◆ **AIM**
Extract each line containing the string "заявку".

··· GIVEN RECORDS ···

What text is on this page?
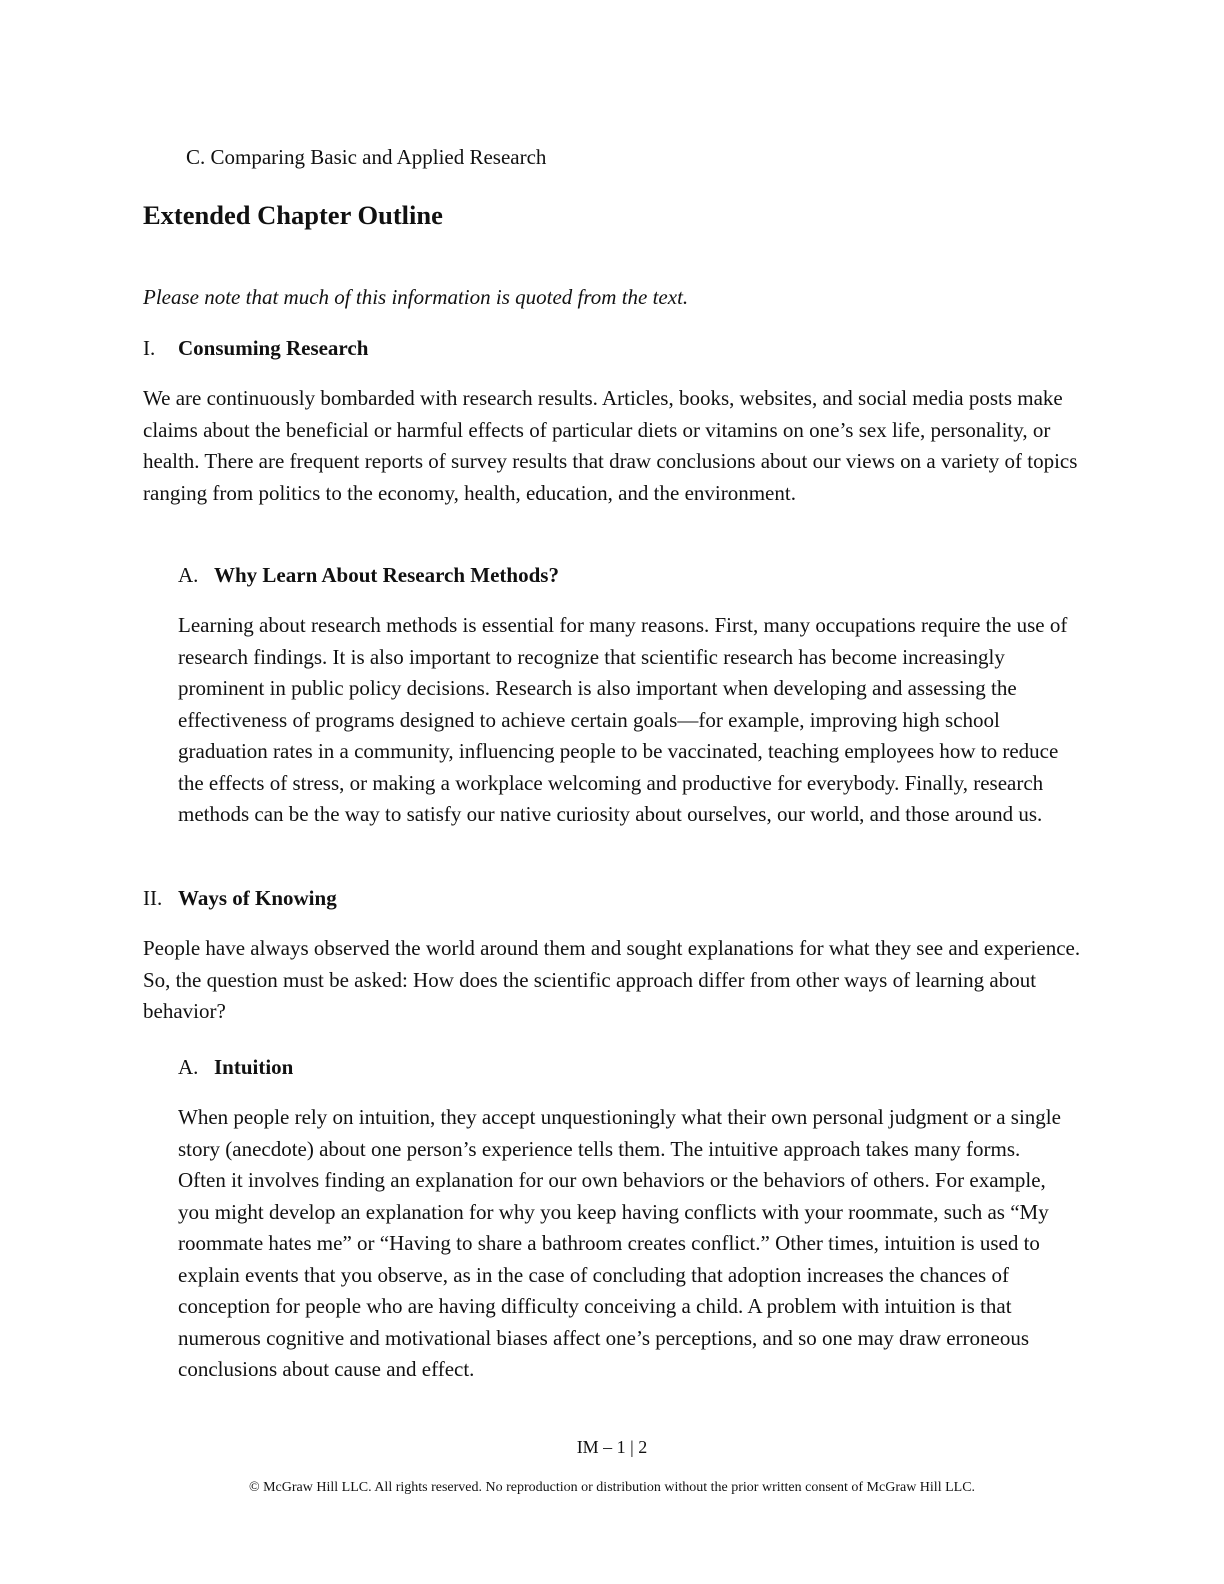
C. Comparing Basic and Applied Research

Extended Chapter Outline

Please note that much of this information is quoted from the text.

I. Consuming Research

We are continuously bombarded with research results. Articles, books, websites, and social media posts make claims about the beneficial or harmful effects of particular diets or vitamins on one’s sex life, personality, or health. There are frequent reports of survey results that draw conclusions about our views on a variety of topics ranging from politics to the economy, health, education, and the environment.

A. Why Learn About Research Methods?

Learning about research methods is essential for many reasons. First, many occupations require the use of research findings. It is also important to recognize that scientific research has become increasingly prominent in public policy decisions. Research is also important when developing and assessing the effectiveness of programs designed to achieve certain goals—for example, improving high school graduation rates in a community, influencing people to be vaccinated, teaching employees how to reduce the effects of stress, or making a workplace welcoming and productive for everybody. Finally, research methods can be the way to satisfy our native curiosity about ourselves, our world, and those around us.

II. Ways of Knowing

People have always observed the world around them and sought explanations for what they see and experience. So, the question must be asked: How does the scientific approach differ from other ways of learning about behavior?

A. Intuition

When people rely on intuition, they accept unquestioningly what their own personal judgment or a single story (anecdote) about one person’s experience tells them. The intuitive approach takes many forms. Often it involves finding an explanation for our own behaviors or the behaviors of others. For example, you might develop an explanation for why you keep having conflicts with your roommate, such as “My roommate hates me” or “Having to share a bathroom creates conflict.” Other times, intuition is used to explain events that you observe, as in the case of concluding that adoption increases the chances of conception for people who are having difficulty conceiving a child. A problem with intuition is that numerous cognitive and motivational biases affect one’s perceptions, and so one may draw erroneous conclusions about cause and effect.

IM – 1 | 2
© McGraw Hill LLC. All rights reserved. No reproduction or distribution without the prior written consent of McGraw Hill LLC.
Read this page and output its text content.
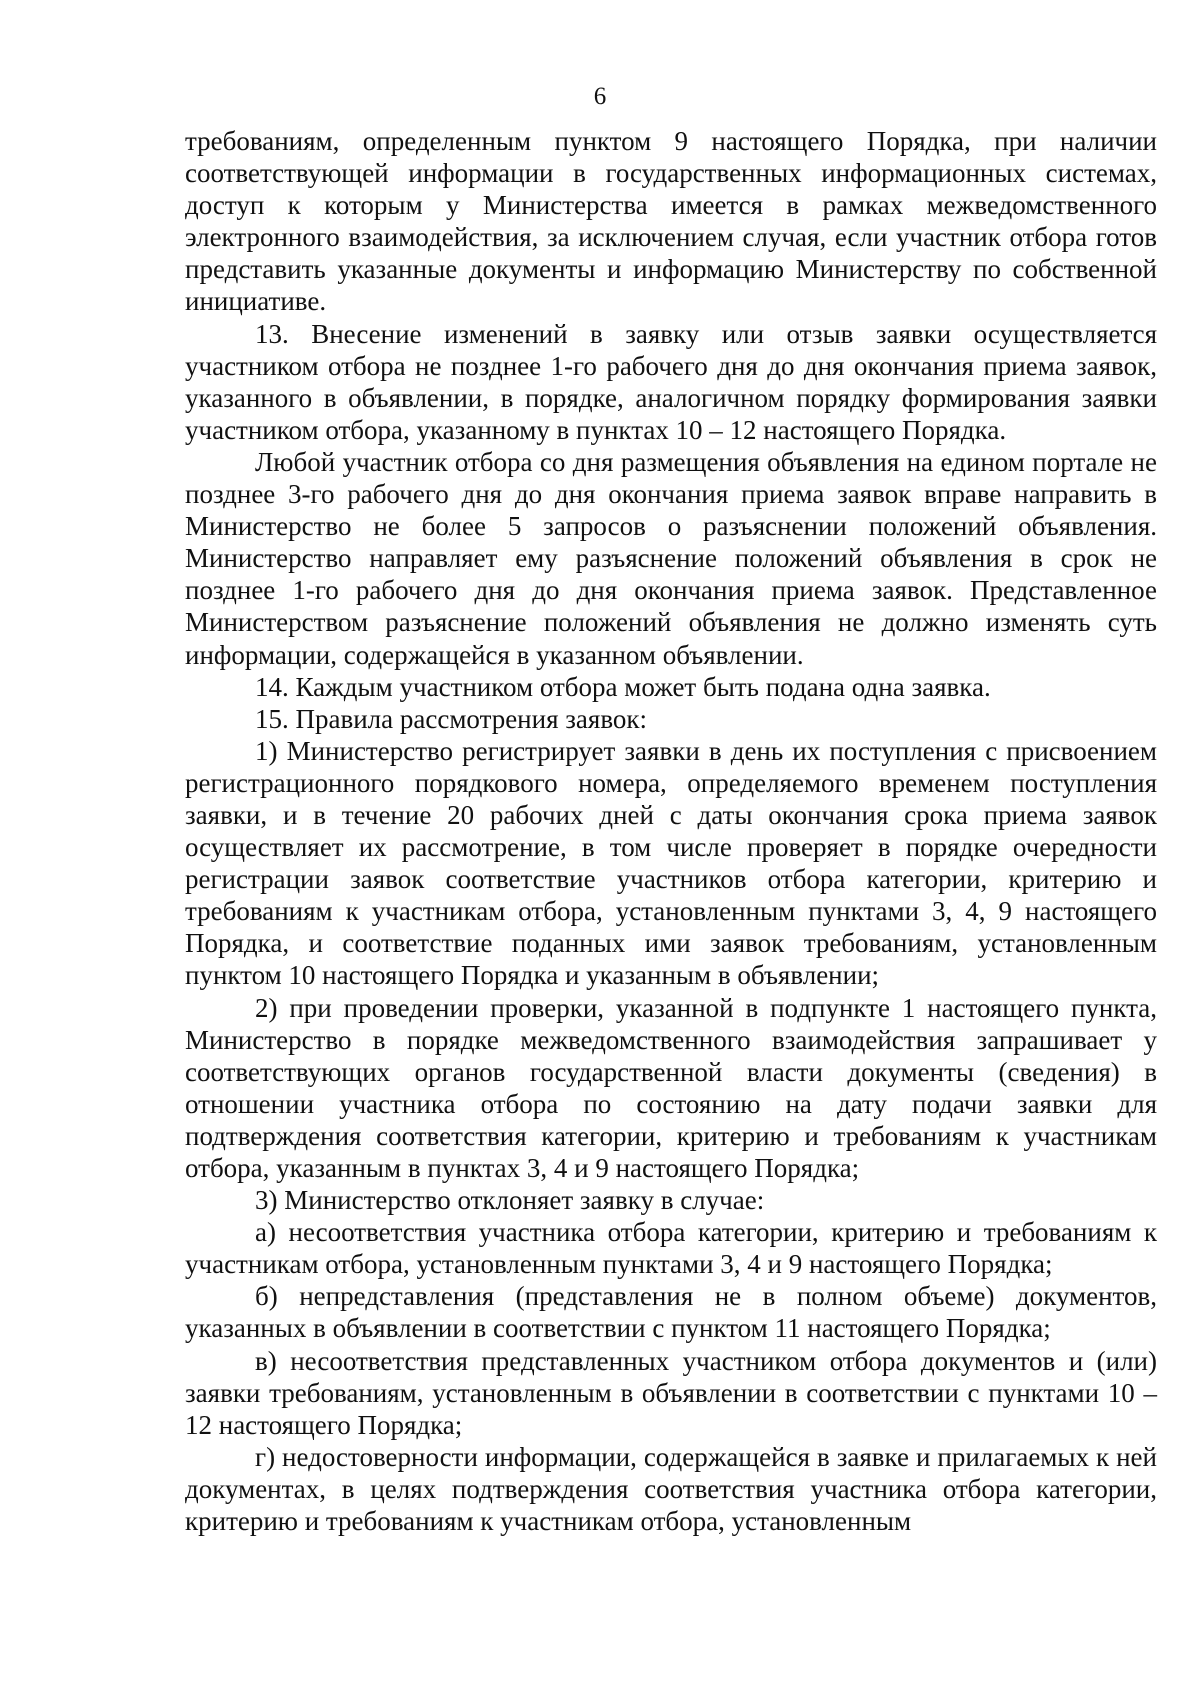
6

требованиям, определенным пунктом 9 настоящего Порядка, при наличии соответствующей информации в государственных информационных системах, доступ к которым у Министерства имеется в рамках межведомственного электронного взаимодействия, за исключением случая, если участник отбора готов представить указанные документы и информацию Министерству по собственной инициативе.

13. Внесение изменений в заявку или отзыв заявки осуществляется участником отбора не позднее 1-го рабочего дня до дня окончания приема заявок, указанного в объявлении, в порядке, аналогичном порядку формирования заявки участником отбора, указанному в пунктах 10 – 12 настоящего Порядка.

Любой участник отбора со дня размещения объявления на едином портале не позднее 3-го рабочего дня до дня окончания приема заявок вправе направить в Министерство не более 5 запросов о разъяснении положений объявления. Министерство направляет ему разъяснение положений объявления в срок не позднее 1-го рабочего дня до дня окончания приема заявок. Представленное Министерством разъяснение положений объявления не должно изменять суть информации, содержащейся в указанном объявлении.

14. Каждым участником отбора может быть подана одна заявка.

15. Правила рассмотрения заявок:

1) Министерство регистрирует заявки в день их поступления с присвоением регистрационного порядкового номера, определяемого временем поступления заявки, и в течение 20 рабочих дней с даты окончания срока приема заявок осуществляет их рассмотрение, в том числе проверяет в порядке очередности регистрации заявок соответствие участников отбора категории, критерию и требованиям к участникам отбора, установленным пунктами 3, 4, 9 настоящего Порядка, и соответствие поданных ими заявок требованиям, установленным пунктом 10 настоящего Порядка и указанным в объявлении;

2) при проведении проверки, указанной в подпункте 1 настоящего пункта, Министерство в порядке межведомственного взаимодействия запрашивает у соответствующих органов государственной власти документы (сведения) в отношении участника отбора по состоянию на дату подачи заявки для подтверждения соответствия категории, критерию и требованиям к участникам отбора, указанным в пунктах 3, 4 и 9 настоящего Порядка;

3) Министерство отклоняет заявку в случае:

а) несоответствия участника отбора категории, критерию и требованиям к участникам отбора, установленным пунктами 3, 4 и 9 настоящего Порядка;

б) непредставления (представления не в полном объеме) документов, указанных в объявлении в соответствии с пунктом 11 настоящего Порядка;

в) несоответствия представленных участником отбора документов и (или) заявки требованиям, установленным в объявлении в соответствии с пунктами 10 – 12 настоящего Порядка;

г) недостоверности информации, содержащейся в заявке и прилагаемых к ней документах, в целях подтверждения соответствия участника отбора категории, критерию и требованиям к участникам отбора, установленным
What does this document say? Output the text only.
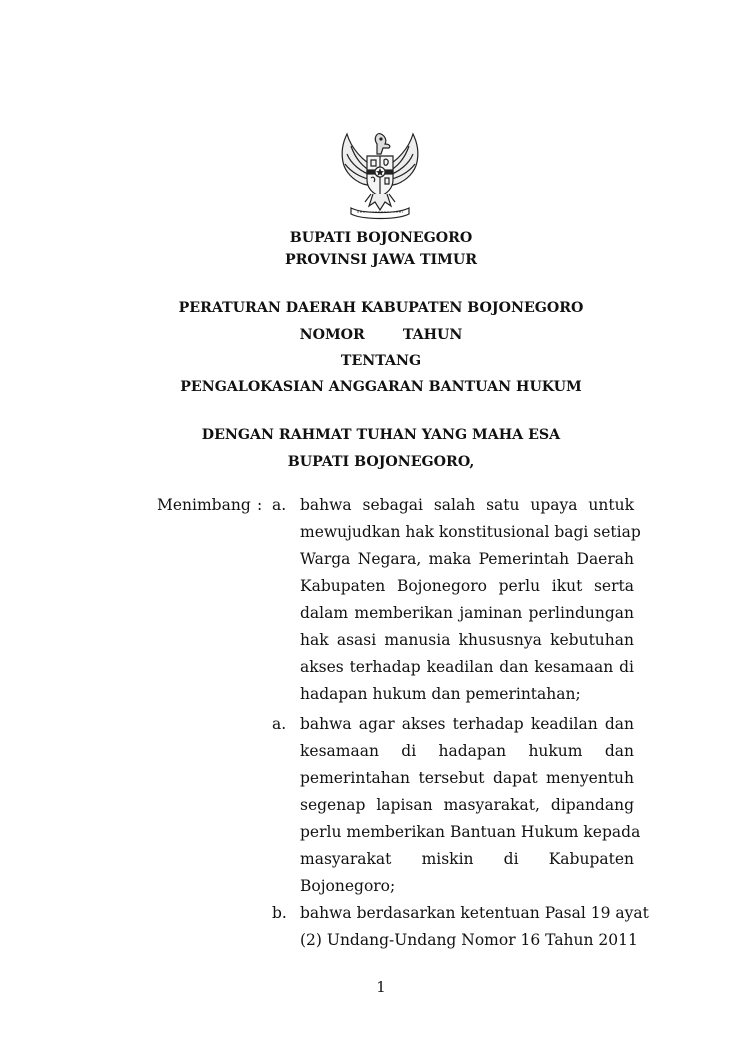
BUPATI BOJONEGORO
PROVINSI JAWA TIMUR
PERATURAN DAERAH KABUPATEN BOJONEGORO
NOMOR	TAHUN
TENTANG
PENGALOKASIAN ANGGARAN BANTUAN HUKUM
DENGAN RAHMAT TUHAN YANG MAHA ESA
BUPATI BOJONEGORO,
Menimbang : a. bahwa sebagai salah satu upaya untuk
mewujudkan hak konstitusional bagi setiap
Warga Negara, maka Pemerintah Daerah
Kabupaten Bojonegoro perlu ikut serta
dalam memberikan jaminan perlindungan
hak asasi manusia khususnya kebutuhan
akses terhadap keadilan dan kesamaan di
hadapan hukum dan pemerintahan;
a. bahwa agar akses terhadap keadilan dan
kesamaan di hadapan hukum dan
pemerintahan tersebut dapat menyentuh
segenap lapisan masyarakat, dipandang
perlu memberikan Bantuan Hukum kepada
masyarakat miskin di Kabupaten
Bojonegoro;
b. bahwa berdasarkan ketentuan Pasal 19 ayat
(2) Undang-Undang Nomor 16 Tahun 2011
1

···

◆ **ANSWER IN FULL**
13. Внесение изменений в заявку или отзыв заявки осуществляется участником отбора не позднее 1-го рабочего дня до дня окончания приема заявок, указанного в объявлении, в порядке, аналогичном порядку формирования заявки участником отбора, указанному в пунктах 10 – 12 настоящего Порядка.
3) Министерство отклоняет заявку в случае:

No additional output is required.